[BEGIN]
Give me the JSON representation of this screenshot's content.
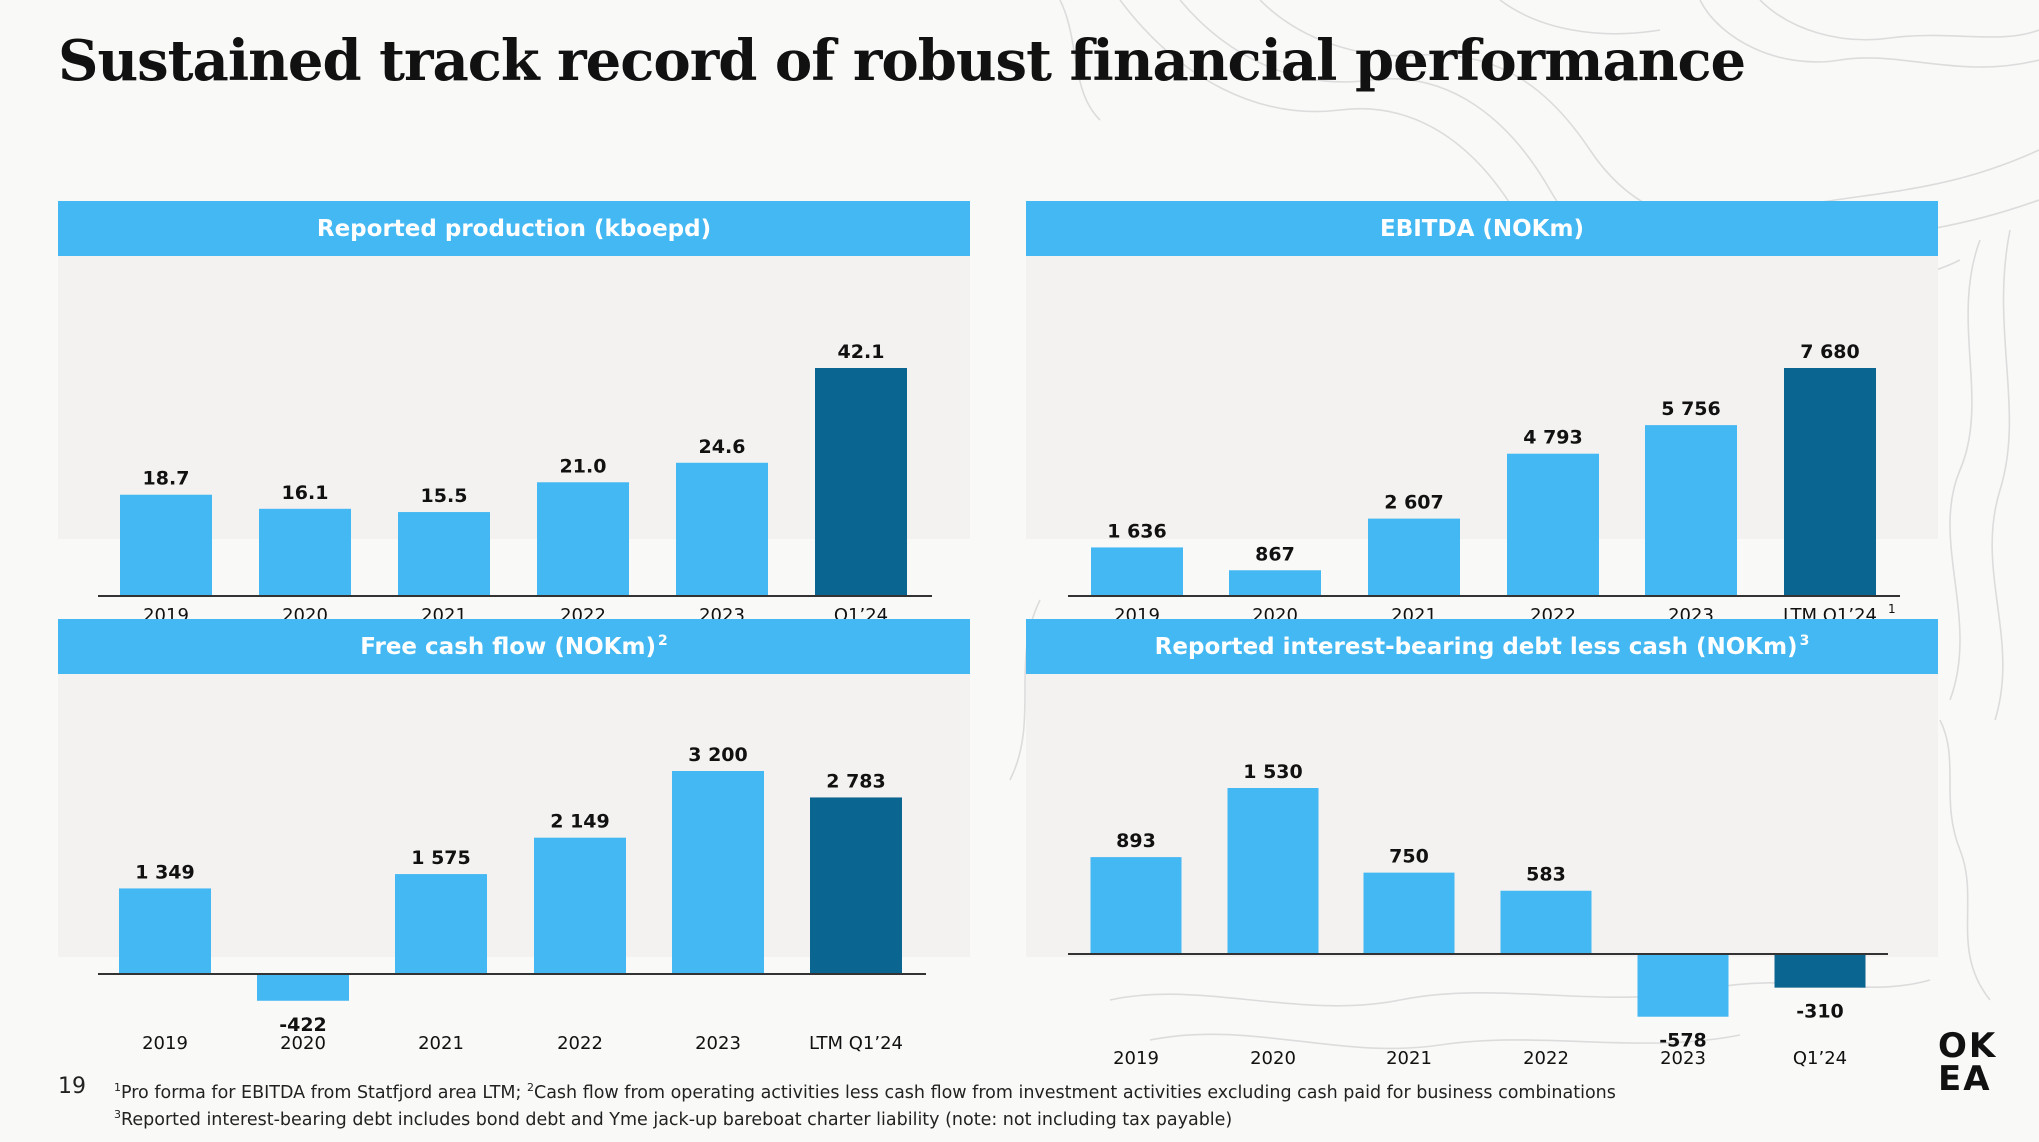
{
  "page": {
    "title": "Sustained track record of robust financial performance",
    "number": "19",
    "logo": [
      "OK",
      "EA"
    ],
    "footnotes": [
      {
        "mark": "1",
        "text": "Pro forma for EBITDA from Statfjord area LTM;"
      },
      {
        "mark": "2",
        "text": "Cash flow from operating activities less cash flow from investment activities excluding cash paid for business combinations"
      },
      {
        "mark": "3",
        "text": "Reported interest-bearing debt includes bond debt and Yme jack-up bareboat charter liability (note: not including tax payable)"
      }
    ]
  },
  "colors": {
    "header": "#44b8f3",
    "bar": "#44b8f3",
    "bar_highlight": "#0b6591",
    "panel_bg": "#f3f2f0",
    "axis": "#333333"
  },
  "chart_data": [
    {
      "type": "bar",
      "title": "Reported production (kboepd)",
      "title_note": "",
      "categories": [
        "2019",
        "2020",
        "2021",
        "2022",
        "2023",
        "Q1’24"
      ],
      "category_note": "",
      "values": [
        18.7,
        16.1,
        15.5,
        21.0,
        24.6,
        42.1
      ],
      "labels": [
        "18.7",
        "16.1",
        "15.5",
        "21.0",
        "24.6",
        "42.1"
      ],
      "highlight_index": 5
    },
    {
      "type": "bar",
      "title": "EBITDA (NOKm)",
      "title_note": "",
      "categories": [
        "2019",
        "2020",
        "2021",
        "2022",
        "2023",
        "LTM Q1’24"
      ],
      "category_note": "1",
      "values": [
        1636,
        867,
        2607,
        4793,
        5756,
        7680
      ],
      "labels": [
        "1 636",
        "867",
        "2 607",
        "4 793",
        "5 756",
        "7 680"
      ],
      "highlight_index": 5
    },
    {
      "type": "bar",
      "title": "Free cash flow (NOKm)",
      "title_note": "2",
      "categories": [
        "2019",
        "2020",
        "2021",
        "2022",
        "2023",
        "LTM Q1’24"
      ],
      "category_note": "",
      "values": [
        1349,
        -422,
        1575,
        2149,
        3200,
        2783
      ],
      "labels": [
        "1 349",
        "-422",
        "1 575",
        "2 149",
        "3 200",
        "2 783"
      ],
      "highlight_index": 5
    },
    {
      "type": "bar",
      "title": "Reported interest-bearing debt less cash (NOKm)",
      "title_note": "3",
      "categories": [
        "2019",
        "2020",
        "2021",
        "2022",
        "2023",
        "Q1’24"
      ],
      "category_note": "",
      "values": [
        893,
        1530,
        750,
        583,
        -578,
        -310
      ],
      "labels": [
        "893",
        "1 530",
        "750",
        "583",
        "-578",
        "-310"
      ],
      "highlight_index": 5
    }
  ]
}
[END]
◆ **Instruction**: Pictures are to be left out; repeat all the remaining data exactly.

◆ **Exercise result**:
Give me the JSON representation of this screenshot's content.
{
  "page": {
    "title": "Sustained track record of robust financial performance",
    "number": "19",
    "logo": [
      "OK",
      "EA"
    ],
    "footnotes": [
      {
        "mark": "1",
        "text": "Pro forma for EBITDA from Statfjord area LTM;"
      },
      {
        "mark": "2",
        "text": "Cash flow from operating activities less cash flow from investment activities excluding cash paid for business combinations"
      },
      {
        "mark": "3",
        "text": "Reported interest-bearing debt includes bond debt and Yme jack-up bareboat charter liability (note: not including tax payable)"
      }
    ]
  },
  "colors": {
    "header": "#44b8f3",
    "bar": "#44b8f3",
    "bar_highlight": "#0b6591",
    "panel_bg": "#f3f2f0",
    "axis": "#333333"
  },
  "chart_data": [
    {
      "type": "bar",
      "title": "Reported production (kboepd)",
      "title_note": "",
      "categories": [
        "2019",
        "2020",
        "2021",
        "2022",
        "2023",
        "Q1’24"
      ],
      "category_note": "",
      "values": [
        18.7,
        16.1,
        15.5,
        21.0,
        24.6,
        42.1
      ],
      "labels": [
        "18.7",
        "16.1",
        "15.5",
        "21.0",
        "24.6",
        "42.1"
      ],
      "highlight_index": 5
    },
    {
      "type": "bar",
      "title": "EBITDA (NOKm)",
      "title_note": "",
      "categories": [
        "2019",
        "2020",
        "2021",
        "2022",
        "2023",
        "LTM Q1’24"
      ],
      "category_note": "1",
      "values": [
        1636,
        867,
        2607,
        4793,
        5756,
        7680
      ],
      "labels": [
        "1 636",
        "867",
        "2 607",
        "4 793",
        "5 756",
        "7 680"
      ],
      "highlight_index": 5
    },
    {
      "type": "bar",
      "title": "Free cash flow (NOKm)",
      "title_note": "2",
      "categories": [
        "2019",
        "2020",
        "2021",
        "2022",
        "2023",
        "LTM Q1’24"
      ],
      "category_note": "",
      "values": [
        1349,
        -422,
        1575,
        2149,
        3200,
        2783
      ],
      "labels": [
        "1 349",
        "-422",
        "1 575",
        "2 149",
        "3 200",
        "2 783"
      ],
      "highlight_index": 5
    },
    {
      "type": "bar",
      "title": "Reported interest-bearing debt less cash (NOKm)",
      "title_note": "3",
      "categories": [
        "2019",
        "2020",
        "2021",
        "2022",
        "2023",
        "Q1’24"
      ],
      "category_note": "",
      "values": [
        893,
        1530,
        750,
        583,
        -578,
        -310
      ],
      "labels": [
        "893",
        "1 530",
        "750",
        "583",
        "-578",
        "-310"
      ],
      "highlight_index": 5
    }
  ]
}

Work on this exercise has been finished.